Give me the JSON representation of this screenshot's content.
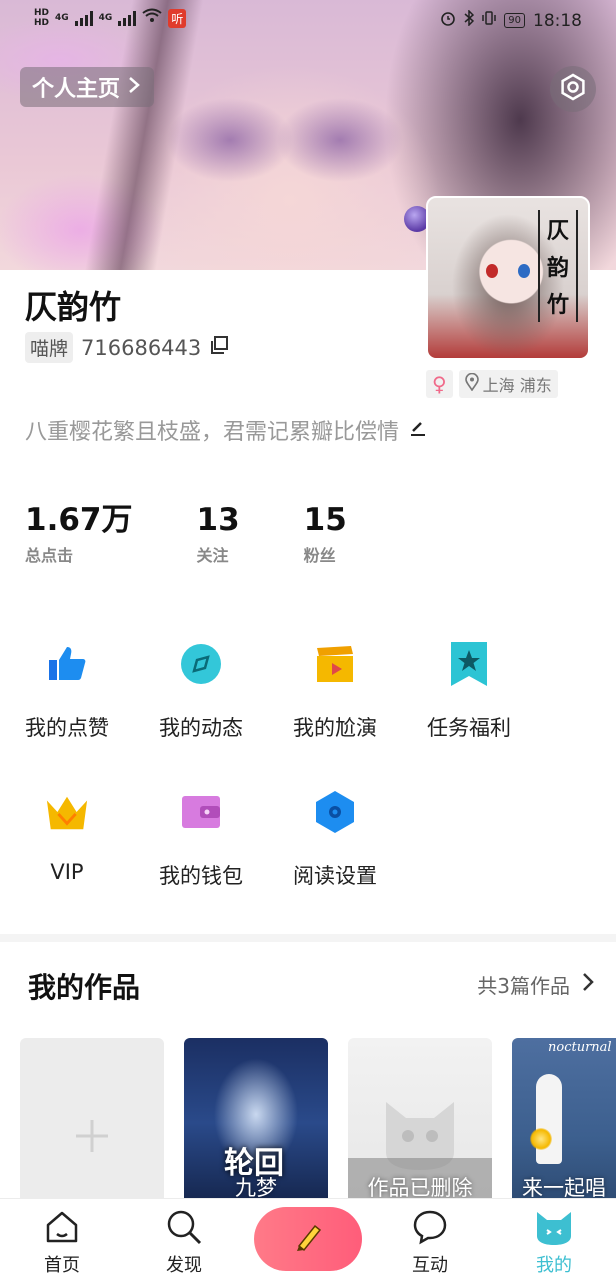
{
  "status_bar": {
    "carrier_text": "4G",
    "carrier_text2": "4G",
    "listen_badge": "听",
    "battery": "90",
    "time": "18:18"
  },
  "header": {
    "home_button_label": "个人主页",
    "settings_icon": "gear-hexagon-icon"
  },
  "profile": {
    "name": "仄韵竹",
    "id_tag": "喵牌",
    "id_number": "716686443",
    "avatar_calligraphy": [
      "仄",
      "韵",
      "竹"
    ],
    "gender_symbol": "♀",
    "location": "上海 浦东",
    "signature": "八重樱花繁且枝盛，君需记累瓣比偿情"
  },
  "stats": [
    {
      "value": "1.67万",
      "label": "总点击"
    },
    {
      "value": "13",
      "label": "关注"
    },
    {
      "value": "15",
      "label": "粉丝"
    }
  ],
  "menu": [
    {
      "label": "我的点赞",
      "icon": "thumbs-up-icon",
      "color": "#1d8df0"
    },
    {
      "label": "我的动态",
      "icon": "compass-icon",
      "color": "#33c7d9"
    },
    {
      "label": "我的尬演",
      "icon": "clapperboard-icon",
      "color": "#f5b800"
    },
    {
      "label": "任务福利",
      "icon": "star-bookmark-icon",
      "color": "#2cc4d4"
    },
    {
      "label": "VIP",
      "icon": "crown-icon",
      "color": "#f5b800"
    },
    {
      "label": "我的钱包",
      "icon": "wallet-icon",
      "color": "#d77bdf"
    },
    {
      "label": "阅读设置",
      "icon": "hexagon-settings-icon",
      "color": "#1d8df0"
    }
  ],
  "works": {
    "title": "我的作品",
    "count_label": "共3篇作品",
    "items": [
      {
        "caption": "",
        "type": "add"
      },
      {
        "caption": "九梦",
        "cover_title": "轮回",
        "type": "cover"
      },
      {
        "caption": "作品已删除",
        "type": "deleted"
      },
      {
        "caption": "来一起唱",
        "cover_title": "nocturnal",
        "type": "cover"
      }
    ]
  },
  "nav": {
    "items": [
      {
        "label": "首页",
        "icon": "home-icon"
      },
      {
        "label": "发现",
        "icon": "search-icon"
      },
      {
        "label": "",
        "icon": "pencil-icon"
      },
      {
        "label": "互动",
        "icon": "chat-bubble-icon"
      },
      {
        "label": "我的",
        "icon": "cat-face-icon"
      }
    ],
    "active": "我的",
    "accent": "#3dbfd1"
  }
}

━━━━━━━━━━━━━━━━━━━━━━━━━━━━━━

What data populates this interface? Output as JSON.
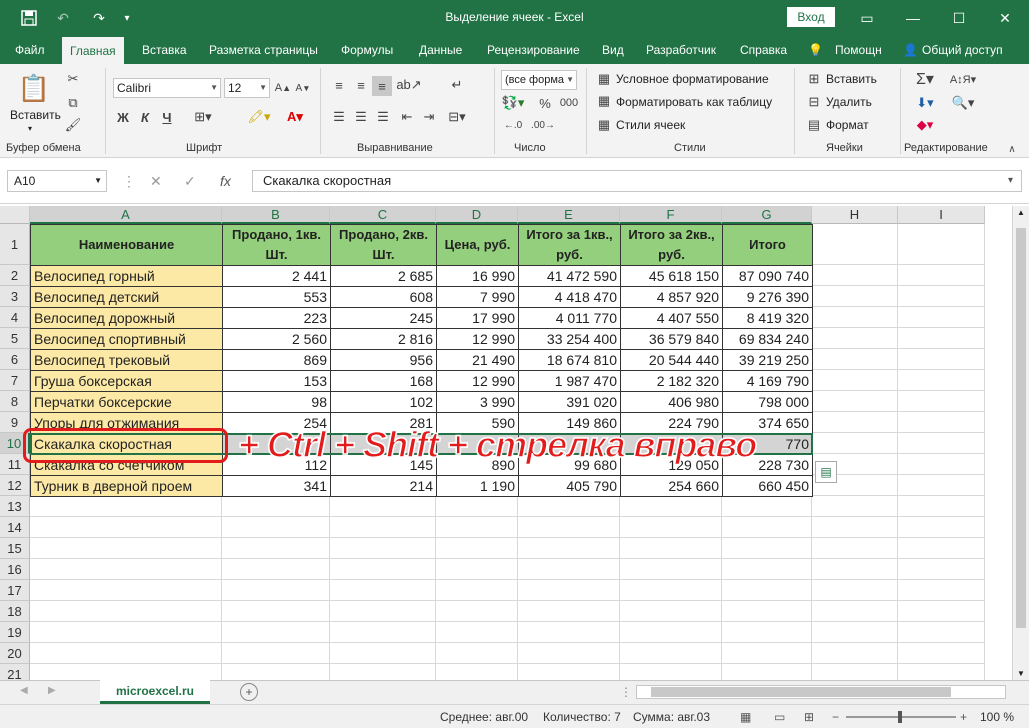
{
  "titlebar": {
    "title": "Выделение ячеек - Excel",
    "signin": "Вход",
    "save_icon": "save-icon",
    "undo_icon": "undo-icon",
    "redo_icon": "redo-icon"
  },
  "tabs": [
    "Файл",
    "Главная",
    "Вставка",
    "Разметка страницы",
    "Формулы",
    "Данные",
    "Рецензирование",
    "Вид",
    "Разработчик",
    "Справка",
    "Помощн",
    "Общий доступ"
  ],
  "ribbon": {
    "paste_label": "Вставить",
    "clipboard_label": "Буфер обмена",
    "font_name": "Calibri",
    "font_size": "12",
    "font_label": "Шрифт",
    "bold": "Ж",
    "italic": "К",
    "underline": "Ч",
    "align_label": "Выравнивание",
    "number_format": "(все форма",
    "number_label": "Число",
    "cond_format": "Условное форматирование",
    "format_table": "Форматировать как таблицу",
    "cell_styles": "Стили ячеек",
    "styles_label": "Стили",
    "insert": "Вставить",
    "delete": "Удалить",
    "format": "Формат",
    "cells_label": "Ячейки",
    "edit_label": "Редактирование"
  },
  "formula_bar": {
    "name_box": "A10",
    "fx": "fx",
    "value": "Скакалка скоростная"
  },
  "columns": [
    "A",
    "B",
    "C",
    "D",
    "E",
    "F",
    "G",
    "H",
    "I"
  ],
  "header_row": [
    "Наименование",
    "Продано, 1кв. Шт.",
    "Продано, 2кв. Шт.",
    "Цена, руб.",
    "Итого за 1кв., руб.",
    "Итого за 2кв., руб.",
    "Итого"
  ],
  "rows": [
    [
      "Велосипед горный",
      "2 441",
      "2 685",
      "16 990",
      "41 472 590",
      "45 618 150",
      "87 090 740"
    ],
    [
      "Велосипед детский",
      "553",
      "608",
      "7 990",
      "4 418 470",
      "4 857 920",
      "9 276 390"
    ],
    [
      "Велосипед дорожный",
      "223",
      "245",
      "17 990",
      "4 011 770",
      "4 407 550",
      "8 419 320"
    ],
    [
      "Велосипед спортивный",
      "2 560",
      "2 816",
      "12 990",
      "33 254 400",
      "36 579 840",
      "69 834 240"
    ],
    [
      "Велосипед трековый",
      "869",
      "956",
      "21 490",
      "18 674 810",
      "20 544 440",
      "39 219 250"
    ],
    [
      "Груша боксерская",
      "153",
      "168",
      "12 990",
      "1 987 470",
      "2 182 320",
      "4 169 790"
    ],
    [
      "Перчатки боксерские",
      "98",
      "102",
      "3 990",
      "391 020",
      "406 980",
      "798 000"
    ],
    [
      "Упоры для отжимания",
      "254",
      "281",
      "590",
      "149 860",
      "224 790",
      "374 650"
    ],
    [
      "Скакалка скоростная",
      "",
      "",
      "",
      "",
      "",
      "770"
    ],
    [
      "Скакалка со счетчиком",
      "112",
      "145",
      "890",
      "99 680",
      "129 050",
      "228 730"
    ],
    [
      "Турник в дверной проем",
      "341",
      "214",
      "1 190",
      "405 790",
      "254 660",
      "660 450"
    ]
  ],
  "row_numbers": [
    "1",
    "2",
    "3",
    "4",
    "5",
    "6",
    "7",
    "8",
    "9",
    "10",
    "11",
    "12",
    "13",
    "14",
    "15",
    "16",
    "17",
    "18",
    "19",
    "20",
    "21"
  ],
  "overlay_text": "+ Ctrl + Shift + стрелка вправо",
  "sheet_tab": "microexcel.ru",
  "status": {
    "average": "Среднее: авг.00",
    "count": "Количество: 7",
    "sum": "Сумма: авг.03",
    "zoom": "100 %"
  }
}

━━━━━━━━━━━━━━━━━━━━━━━━━━━━━━

■ Problem to solve ■
Reply with the number of lines in the data that include the string "caption" and nothing else.

■ Reply ■
4